[START OF Information given]
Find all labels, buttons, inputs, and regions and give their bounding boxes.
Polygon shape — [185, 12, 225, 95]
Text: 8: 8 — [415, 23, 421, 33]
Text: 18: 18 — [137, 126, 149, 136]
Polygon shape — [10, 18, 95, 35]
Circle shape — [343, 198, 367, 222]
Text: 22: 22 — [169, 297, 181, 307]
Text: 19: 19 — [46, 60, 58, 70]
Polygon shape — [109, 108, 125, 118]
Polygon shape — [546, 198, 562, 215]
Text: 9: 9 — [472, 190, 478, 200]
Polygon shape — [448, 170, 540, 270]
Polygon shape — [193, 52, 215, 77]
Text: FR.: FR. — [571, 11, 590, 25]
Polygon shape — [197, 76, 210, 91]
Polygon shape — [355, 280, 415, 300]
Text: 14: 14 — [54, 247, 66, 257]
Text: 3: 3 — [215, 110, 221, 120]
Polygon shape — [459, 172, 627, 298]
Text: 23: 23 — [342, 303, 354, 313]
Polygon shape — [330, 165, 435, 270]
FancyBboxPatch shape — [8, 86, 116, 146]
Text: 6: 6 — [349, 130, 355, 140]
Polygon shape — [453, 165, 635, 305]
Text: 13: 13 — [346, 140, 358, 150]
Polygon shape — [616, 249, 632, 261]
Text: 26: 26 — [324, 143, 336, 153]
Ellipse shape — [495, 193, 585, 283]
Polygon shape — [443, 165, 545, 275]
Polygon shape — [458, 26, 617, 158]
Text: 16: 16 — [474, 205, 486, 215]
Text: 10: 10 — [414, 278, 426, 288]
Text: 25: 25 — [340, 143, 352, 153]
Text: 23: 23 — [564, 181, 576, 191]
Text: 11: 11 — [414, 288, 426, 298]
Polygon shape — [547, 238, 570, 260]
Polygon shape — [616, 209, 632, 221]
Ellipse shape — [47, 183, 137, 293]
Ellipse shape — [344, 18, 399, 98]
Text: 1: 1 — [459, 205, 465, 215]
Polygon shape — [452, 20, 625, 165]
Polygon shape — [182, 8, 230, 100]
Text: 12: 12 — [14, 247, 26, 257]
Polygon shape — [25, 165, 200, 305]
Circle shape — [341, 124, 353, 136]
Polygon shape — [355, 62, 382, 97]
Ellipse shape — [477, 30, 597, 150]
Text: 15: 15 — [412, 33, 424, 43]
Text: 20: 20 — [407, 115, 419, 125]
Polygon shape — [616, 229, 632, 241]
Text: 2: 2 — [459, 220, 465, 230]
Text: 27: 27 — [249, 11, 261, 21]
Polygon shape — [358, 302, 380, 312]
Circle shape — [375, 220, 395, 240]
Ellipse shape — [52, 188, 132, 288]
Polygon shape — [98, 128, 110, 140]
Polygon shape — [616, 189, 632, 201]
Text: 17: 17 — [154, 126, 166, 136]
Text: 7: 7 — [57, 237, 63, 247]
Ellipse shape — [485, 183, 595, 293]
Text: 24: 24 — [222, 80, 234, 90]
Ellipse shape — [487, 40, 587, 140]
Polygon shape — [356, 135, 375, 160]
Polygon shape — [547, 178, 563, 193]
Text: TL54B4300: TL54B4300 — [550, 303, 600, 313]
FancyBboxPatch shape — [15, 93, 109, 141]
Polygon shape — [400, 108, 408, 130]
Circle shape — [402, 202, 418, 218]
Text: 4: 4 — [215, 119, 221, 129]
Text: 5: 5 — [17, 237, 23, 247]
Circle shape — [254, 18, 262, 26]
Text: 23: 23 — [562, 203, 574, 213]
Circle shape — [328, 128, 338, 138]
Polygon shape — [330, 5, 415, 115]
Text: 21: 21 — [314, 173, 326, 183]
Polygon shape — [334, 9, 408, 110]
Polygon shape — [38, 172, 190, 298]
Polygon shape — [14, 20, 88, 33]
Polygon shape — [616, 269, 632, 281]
[END OF Information given]
**Stated goal**
Reproduce the data without alteration, from its first line through the line containing "Text: 12: 12 — [14, 247, 26, 257]", including both of those lines.

**Task answer**
Find all labels, buttons, inputs, and regions and give their bounding boxes.
Polygon shape — [185, 12, 225, 95]
Text: 8: 8 — [415, 23, 421, 33]
Text: 18: 18 — [137, 126, 149, 136]
Polygon shape — [10, 18, 95, 35]
Circle shape — [343, 198, 367, 222]
Text: 22: 22 — [169, 297, 181, 307]
Text: 19: 19 — [46, 60, 58, 70]
Polygon shape — [109, 108, 125, 118]
Polygon shape — [546, 198, 562, 215]
Text: 9: 9 — [472, 190, 478, 200]
Polygon shape — [448, 170, 540, 270]
Polygon shape — [193, 52, 215, 77]
Text: FR.: FR. — [571, 11, 590, 25]
Polygon shape — [197, 76, 210, 91]
Polygon shape — [355, 280, 415, 300]
Text: 14: 14 — [54, 247, 66, 257]
Text: 3: 3 — [215, 110, 221, 120]
Polygon shape — [459, 172, 627, 298]
Text: 23: 23 — [342, 303, 354, 313]
Polygon shape — [330, 165, 435, 270]
FancyBboxPatch shape — [8, 86, 116, 146]
Text: 6: 6 — [349, 130, 355, 140]
Polygon shape — [453, 165, 635, 305]
Text: 13: 13 — [346, 140, 358, 150]
Polygon shape — [616, 249, 632, 261]
Text: 26: 26 — [324, 143, 336, 153]
Ellipse shape — [495, 193, 585, 283]
Polygon shape — [443, 165, 545, 275]
Polygon shape — [458, 26, 617, 158]
Text: 16: 16 — [474, 205, 486, 215]
Text: 10: 10 — [414, 278, 426, 288]
Text: 25: 25 — [340, 143, 352, 153]
Text: 23: 23 — [564, 181, 576, 191]
Text: 11: 11 — [414, 288, 426, 298]
Polygon shape — [547, 238, 570, 260]
Polygon shape — [616, 209, 632, 221]
Ellipse shape — [47, 183, 137, 293]
Ellipse shape — [344, 18, 399, 98]
Text: 1: 1 — [459, 205, 465, 215]
Polygon shape — [452, 20, 625, 165]
Polygon shape — [182, 8, 230, 100]
Text: 12: 12 — [14, 247, 26, 257]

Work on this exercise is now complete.